# [Set problem]
The entries below should be transcribed in their entirety, exactly as written.

— start Records supplied —

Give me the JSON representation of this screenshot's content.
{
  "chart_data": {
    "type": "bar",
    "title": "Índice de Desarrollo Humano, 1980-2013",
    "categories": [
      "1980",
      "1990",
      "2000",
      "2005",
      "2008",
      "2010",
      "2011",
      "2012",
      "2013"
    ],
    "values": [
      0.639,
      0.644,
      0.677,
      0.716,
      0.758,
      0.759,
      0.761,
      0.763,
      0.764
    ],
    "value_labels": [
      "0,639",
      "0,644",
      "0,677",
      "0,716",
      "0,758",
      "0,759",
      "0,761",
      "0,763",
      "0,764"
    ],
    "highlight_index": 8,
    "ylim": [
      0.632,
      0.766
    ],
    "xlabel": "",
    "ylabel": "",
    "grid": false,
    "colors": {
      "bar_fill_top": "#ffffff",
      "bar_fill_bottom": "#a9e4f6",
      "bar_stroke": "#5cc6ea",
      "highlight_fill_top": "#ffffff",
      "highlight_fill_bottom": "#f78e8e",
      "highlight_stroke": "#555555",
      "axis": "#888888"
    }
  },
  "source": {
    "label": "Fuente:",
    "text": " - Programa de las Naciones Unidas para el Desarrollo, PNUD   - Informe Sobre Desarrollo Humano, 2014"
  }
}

— end Records supplied —

# [Exercise result]
Give me the JSON representation of this screenshot's content.
{
  "chart_data": {
    "type": "bar",
    "title": "Índice de Desarrollo Humano, 1980-2013",
    "categories": [
      "1980",
      "1990",
      "2000",
      "2005",
      "2008",
      "2010",
      "2011",
      "2012",
      "2013"
    ],
    "values": [
      0.639,
      0.644,
      0.677,
      0.716,
      0.758,
      0.759,
      0.761,
      0.763,
      0.764
    ],
    "value_labels": [
      "0,639",
      "0,644",
      "0,677",
      "0,716",
      "0,758",
      "0,759",
      "0,761",
      "0,763",
      "0,764"
    ],
    "highlight_index": 8,
    "ylim": [
      0.632,
      0.766
    ],
    "xlabel": "",
    "ylabel": "",
    "grid": false,
    "colors": {
      "bar_fill_top": "#ffffff",
      "bar_fill_bottom": "#a9e4f6",
      "bar_stroke": "#5cc6ea",
      "highlight_fill_top": "#ffffff",
      "highlight_fill_bottom": "#f78e8e",
      "highlight_stroke": "#555555",
      "axis": "#888888"
    }
  },
  "source": {
    "label": "Fuente:",
    "text": " - Programa de las Naciones Unidas para el Desarrollo, PNUD   - Informe Sobre Desarrollo Humano, 2014"
  }
}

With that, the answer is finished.